■ Instructions for the task ■
Copy, from the entries below, each line in which the string "JSON" appears.

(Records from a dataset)
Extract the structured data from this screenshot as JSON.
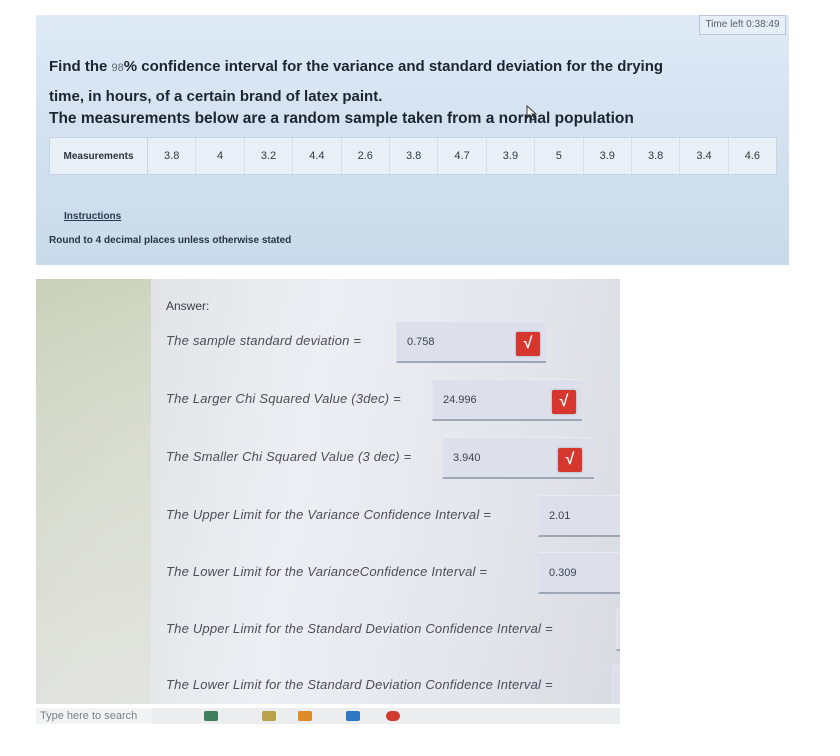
{
  "question": {
    "timer": "Time left 0:38:49",
    "line1_prefix": "Find the ",
    "confidence_pct": "98",
    "line1_suffix": "% confidence interval for the variance and standard deviation for the drying",
    "line2": "time, in hours,  of a certain brand of latex paint.",
    "line3": "The measurements below are a random sample taken from a normal population",
    "table": {
      "header": "Measurements",
      "values": [
        "3.8",
        "4",
        "3.2",
        "4.4",
        "2.6",
        "3.8",
        "4.7",
        "3.9",
        "5",
        "3.9",
        "3.8",
        "3.4",
        "4.6"
      ]
    },
    "instructions_link": "Instructions",
    "round_note": "Round to 4 decimal places unless otherwise stated"
  },
  "answer": {
    "title": "Answer:",
    "rows": [
      {
        "label": "The sample standard deviation  =",
        "value": "0.758",
        "checked": true
      },
      {
        "label": "The Larger Chi Squared Value (3dec)  =",
        "value": "24.996",
        "checked": true
      },
      {
        "label": "The Smaller Chi Squared Value (3 dec)  =",
        "value": "3.940",
        "checked": true
      },
      {
        "label": "The Upper Limit for the Variance Confidence Interval =",
        "value": "2.01",
        "checked": false
      },
      {
        "label": "The Lower Limit for the VarianceConfidence Interval =",
        "value": "0.309",
        "checked": false
      },
      {
        "label": "The Upper Limit for the Standard Deviation  Confidence Interval =",
        "value": "",
        "checked": false
      },
      {
        "label": "The Lower Limit for the Standard Deviation Confidence Interval =",
        "value": "",
        "checked": false
      }
    ]
  },
  "taskbar": {
    "search_placeholder": "Type here to search"
  },
  "colors": {
    "check_badge": "#d5362d",
    "question_panel": "#d4e2f0"
  }
}
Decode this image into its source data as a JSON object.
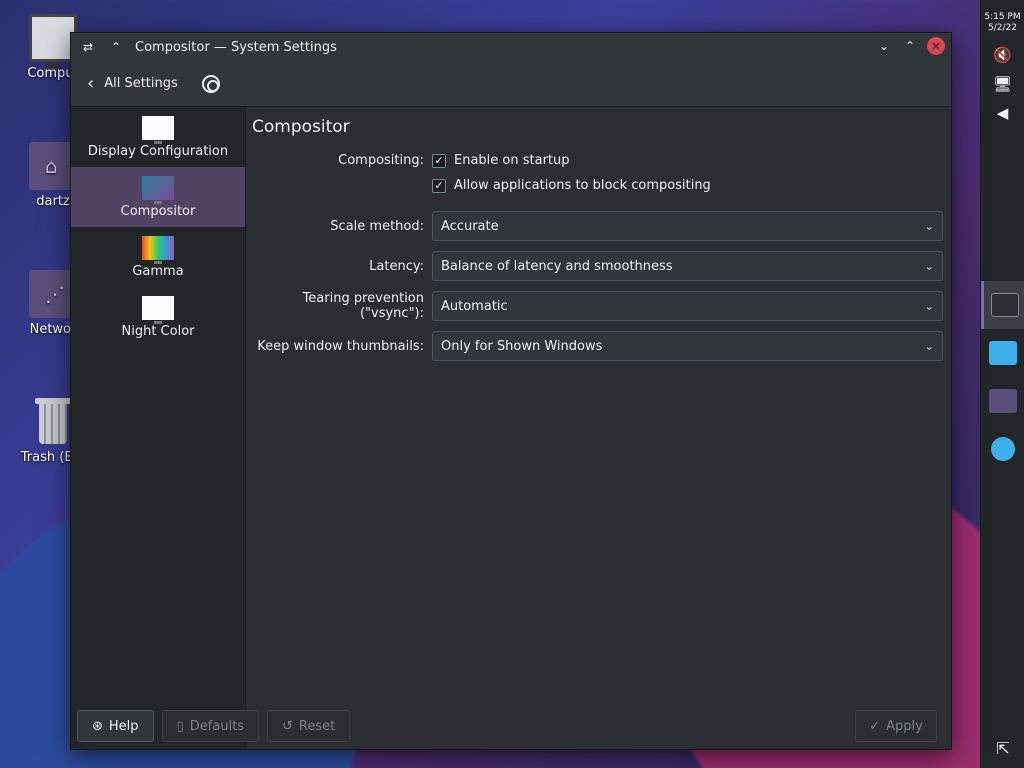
{
  "desktop": {
    "icons": [
      {
        "label": "Comput",
        "icon": "computer-icon"
      },
      {
        "label": "dartz",
        "icon": "home-folder-icon"
      },
      {
        "label": "Networ",
        "icon": "network-folder-icon"
      },
      {
        "label": "Trash (Em",
        "icon": "trash-icon"
      }
    ]
  },
  "panel": {
    "time": "5:15 PM",
    "date": "5/2/22"
  },
  "window": {
    "title": "Compositor — System Settings",
    "toolbar": {
      "back_label": "All Settings"
    },
    "sidebar": {
      "items": [
        {
          "label": "Display Configuration"
        },
        {
          "label": "Compositor"
        },
        {
          "label": "Gamma"
        },
        {
          "label": "Night Color"
        }
      ]
    },
    "content": {
      "title": "Compositor",
      "compositing_label": "Compositing:",
      "enable_on_startup": "Enable on startup",
      "allow_block": "Allow applications to block compositing",
      "scale_method_label": "Scale method:",
      "scale_method_value": "Accurate",
      "latency_label": "Latency:",
      "latency_value": "Balance of latency and smoothness",
      "tearing_label": "Tearing prevention (\"vsync\"):",
      "tearing_value": "Automatic",
      "thumbnails_label": "Keep window thumbnails:",
      "thumbnails_value": "Only for Shown Windows"
    },
    "footer": {
      "help": "Help",
      "defaults": "Defaults",
      "reset": "Reset",
      "apply": "Apply"
    }
  }
}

■ Reply to the exercise ■
Extract the structured data from this screenshot as JSON.
Decode this image into its source data as a JSON object.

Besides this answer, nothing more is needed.